Read through the entries below and return each line with the word "Flags".

Dataset records:
** begin **
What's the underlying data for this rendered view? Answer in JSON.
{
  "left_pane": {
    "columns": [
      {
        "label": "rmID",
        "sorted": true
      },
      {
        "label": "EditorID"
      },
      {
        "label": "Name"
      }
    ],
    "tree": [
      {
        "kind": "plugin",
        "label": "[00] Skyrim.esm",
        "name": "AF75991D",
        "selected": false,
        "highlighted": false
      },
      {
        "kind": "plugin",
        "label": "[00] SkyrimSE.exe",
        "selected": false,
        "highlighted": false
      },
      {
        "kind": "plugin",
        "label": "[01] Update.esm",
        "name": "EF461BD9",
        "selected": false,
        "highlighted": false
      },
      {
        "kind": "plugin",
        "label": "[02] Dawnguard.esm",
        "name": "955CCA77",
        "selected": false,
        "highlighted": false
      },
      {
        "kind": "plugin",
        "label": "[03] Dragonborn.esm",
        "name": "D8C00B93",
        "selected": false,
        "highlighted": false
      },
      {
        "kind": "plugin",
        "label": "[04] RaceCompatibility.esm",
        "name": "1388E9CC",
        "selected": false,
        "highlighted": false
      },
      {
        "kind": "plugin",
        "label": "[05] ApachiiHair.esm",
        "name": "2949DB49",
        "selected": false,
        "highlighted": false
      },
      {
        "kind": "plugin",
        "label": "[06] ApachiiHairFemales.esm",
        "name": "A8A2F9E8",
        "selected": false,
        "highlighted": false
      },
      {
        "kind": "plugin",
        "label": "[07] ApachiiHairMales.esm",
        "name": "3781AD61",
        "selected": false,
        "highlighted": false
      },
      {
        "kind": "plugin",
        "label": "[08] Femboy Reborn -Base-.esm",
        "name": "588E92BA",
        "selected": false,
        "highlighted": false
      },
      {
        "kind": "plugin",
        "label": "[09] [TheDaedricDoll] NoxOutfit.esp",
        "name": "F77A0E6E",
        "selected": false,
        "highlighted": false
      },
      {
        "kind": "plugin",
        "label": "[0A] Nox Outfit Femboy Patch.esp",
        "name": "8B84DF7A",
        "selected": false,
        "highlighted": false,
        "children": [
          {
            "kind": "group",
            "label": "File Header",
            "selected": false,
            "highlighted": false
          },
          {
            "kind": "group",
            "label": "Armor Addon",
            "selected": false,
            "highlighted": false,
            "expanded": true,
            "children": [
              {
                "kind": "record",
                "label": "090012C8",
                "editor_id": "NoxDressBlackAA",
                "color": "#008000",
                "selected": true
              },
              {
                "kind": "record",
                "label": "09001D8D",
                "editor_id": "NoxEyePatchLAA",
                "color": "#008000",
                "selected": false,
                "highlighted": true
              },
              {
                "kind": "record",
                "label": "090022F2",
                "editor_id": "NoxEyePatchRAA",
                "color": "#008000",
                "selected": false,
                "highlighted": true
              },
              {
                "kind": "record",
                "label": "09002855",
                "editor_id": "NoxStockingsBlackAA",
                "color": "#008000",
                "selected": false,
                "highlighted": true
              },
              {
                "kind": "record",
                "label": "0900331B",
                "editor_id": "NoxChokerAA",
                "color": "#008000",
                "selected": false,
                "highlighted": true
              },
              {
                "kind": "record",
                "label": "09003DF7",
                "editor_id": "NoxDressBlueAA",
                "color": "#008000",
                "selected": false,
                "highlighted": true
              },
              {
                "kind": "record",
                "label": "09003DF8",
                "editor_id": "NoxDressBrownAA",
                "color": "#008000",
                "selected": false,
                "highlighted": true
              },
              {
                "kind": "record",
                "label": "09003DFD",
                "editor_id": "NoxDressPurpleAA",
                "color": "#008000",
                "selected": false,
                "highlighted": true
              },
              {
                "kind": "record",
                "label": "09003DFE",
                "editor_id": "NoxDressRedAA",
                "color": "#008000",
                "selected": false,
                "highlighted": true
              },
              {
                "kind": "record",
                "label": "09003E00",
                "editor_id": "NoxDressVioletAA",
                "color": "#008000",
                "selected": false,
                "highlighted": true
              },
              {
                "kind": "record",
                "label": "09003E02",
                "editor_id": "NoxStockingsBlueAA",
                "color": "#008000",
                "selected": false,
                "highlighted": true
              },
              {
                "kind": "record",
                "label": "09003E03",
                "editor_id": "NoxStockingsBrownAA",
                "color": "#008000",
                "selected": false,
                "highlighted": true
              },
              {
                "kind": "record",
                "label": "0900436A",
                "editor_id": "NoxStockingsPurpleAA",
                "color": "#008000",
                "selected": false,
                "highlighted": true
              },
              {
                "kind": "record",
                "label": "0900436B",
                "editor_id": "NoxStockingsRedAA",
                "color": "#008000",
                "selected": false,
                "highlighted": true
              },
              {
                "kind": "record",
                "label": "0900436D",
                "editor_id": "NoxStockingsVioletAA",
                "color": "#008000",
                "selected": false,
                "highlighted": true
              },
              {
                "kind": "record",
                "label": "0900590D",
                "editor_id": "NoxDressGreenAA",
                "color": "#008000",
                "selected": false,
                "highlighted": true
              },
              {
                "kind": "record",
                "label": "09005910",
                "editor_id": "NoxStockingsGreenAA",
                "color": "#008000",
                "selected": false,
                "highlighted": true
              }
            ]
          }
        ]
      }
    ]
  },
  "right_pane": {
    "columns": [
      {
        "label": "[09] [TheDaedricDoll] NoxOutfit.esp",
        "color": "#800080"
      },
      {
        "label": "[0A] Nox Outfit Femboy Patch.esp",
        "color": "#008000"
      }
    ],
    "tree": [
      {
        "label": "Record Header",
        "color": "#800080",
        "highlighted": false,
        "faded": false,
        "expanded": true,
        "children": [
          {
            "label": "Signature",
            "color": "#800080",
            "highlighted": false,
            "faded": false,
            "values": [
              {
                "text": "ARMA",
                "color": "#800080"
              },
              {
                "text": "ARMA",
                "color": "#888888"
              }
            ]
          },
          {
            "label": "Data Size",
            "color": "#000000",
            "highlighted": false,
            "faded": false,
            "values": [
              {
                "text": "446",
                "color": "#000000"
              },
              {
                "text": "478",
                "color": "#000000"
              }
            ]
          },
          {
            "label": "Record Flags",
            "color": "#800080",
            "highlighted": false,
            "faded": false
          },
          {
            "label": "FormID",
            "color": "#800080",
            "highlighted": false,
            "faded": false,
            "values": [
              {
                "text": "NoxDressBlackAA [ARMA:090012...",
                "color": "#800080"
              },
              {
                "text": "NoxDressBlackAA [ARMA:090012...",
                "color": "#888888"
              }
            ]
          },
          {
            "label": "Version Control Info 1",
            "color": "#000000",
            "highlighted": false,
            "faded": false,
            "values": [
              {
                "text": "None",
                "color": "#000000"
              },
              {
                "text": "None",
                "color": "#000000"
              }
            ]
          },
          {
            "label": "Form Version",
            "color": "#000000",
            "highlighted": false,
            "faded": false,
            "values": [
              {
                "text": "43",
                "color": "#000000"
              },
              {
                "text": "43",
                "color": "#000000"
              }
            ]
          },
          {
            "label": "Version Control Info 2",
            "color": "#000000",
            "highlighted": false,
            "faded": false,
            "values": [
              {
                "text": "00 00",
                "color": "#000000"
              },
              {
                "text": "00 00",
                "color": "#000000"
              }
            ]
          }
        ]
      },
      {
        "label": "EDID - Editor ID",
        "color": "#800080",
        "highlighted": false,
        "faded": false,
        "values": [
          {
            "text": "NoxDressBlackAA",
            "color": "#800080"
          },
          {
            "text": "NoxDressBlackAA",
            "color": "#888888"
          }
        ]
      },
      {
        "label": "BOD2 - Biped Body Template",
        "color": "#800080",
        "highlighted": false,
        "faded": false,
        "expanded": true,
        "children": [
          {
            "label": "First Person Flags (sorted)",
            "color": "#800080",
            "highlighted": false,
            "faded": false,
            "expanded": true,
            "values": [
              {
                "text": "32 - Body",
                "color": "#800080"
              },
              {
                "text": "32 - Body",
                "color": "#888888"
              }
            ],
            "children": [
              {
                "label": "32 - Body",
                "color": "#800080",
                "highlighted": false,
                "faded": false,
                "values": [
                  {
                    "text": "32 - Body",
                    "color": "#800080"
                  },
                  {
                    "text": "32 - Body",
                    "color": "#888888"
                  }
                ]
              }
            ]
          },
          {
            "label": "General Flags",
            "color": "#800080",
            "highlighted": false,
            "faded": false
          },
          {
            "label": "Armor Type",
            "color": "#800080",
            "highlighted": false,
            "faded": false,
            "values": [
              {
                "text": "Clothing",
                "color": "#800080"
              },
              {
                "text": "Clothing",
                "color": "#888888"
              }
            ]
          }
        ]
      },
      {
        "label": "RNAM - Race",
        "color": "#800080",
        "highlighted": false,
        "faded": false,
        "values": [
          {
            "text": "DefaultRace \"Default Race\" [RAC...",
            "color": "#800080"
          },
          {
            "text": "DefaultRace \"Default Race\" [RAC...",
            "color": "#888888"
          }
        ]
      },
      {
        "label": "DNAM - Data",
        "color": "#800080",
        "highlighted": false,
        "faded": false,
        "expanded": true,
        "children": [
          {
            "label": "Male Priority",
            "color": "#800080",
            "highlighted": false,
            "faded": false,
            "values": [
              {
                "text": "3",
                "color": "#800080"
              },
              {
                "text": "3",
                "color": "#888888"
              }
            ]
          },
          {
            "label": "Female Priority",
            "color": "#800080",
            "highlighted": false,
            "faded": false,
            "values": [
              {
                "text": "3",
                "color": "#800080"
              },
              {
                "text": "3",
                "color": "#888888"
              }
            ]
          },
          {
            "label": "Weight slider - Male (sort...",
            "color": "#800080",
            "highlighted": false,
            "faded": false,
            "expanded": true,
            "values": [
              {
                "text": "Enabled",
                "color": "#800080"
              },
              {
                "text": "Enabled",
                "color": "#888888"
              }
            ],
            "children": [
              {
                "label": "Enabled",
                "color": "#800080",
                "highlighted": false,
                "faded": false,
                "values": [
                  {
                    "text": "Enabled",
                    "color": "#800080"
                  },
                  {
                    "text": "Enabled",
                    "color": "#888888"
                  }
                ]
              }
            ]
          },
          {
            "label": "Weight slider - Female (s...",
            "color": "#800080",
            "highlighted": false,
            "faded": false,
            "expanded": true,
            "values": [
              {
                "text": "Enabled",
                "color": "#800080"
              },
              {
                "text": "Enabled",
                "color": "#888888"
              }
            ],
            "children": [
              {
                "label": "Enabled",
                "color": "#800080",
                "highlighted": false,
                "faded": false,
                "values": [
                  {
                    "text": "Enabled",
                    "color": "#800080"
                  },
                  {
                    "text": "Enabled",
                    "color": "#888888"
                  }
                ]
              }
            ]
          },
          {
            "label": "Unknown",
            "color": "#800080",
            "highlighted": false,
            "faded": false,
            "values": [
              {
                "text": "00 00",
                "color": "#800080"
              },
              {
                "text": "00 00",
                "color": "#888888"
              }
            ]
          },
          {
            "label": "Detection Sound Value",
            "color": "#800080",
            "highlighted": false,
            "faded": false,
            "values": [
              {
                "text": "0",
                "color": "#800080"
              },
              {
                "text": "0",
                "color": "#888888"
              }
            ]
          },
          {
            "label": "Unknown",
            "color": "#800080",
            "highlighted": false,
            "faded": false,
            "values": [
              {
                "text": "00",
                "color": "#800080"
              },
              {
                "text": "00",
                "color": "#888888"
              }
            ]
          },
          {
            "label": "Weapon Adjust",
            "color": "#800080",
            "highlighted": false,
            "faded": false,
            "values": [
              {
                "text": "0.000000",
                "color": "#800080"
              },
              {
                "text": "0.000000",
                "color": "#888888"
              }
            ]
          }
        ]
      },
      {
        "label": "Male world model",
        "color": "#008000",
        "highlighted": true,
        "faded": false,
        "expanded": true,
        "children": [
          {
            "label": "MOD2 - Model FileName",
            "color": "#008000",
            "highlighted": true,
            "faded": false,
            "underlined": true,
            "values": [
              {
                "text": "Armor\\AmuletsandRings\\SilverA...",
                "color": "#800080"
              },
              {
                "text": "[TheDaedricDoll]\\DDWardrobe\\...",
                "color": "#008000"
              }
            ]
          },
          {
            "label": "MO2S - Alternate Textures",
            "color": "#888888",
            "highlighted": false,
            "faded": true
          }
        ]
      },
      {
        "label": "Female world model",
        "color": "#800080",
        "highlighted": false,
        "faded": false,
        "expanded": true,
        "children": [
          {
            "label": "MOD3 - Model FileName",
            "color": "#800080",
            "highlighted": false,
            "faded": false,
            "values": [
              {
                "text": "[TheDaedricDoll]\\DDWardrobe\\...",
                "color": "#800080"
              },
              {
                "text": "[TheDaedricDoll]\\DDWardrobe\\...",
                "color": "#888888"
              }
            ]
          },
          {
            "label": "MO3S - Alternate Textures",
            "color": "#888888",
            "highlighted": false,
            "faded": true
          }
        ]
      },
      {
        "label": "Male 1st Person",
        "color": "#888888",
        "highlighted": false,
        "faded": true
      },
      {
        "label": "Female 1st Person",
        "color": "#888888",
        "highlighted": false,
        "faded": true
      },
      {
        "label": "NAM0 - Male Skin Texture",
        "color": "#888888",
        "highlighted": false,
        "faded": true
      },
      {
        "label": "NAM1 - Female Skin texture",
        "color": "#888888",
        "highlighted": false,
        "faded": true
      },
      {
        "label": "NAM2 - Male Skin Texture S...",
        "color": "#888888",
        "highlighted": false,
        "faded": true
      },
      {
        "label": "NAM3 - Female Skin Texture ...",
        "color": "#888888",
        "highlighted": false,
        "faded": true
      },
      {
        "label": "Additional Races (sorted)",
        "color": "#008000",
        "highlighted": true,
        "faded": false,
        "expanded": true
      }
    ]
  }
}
** end **
Problem solution:
            "label": "Record Flags",
            "label": "First Person Flags (sorted)",
            "label": "General Flags",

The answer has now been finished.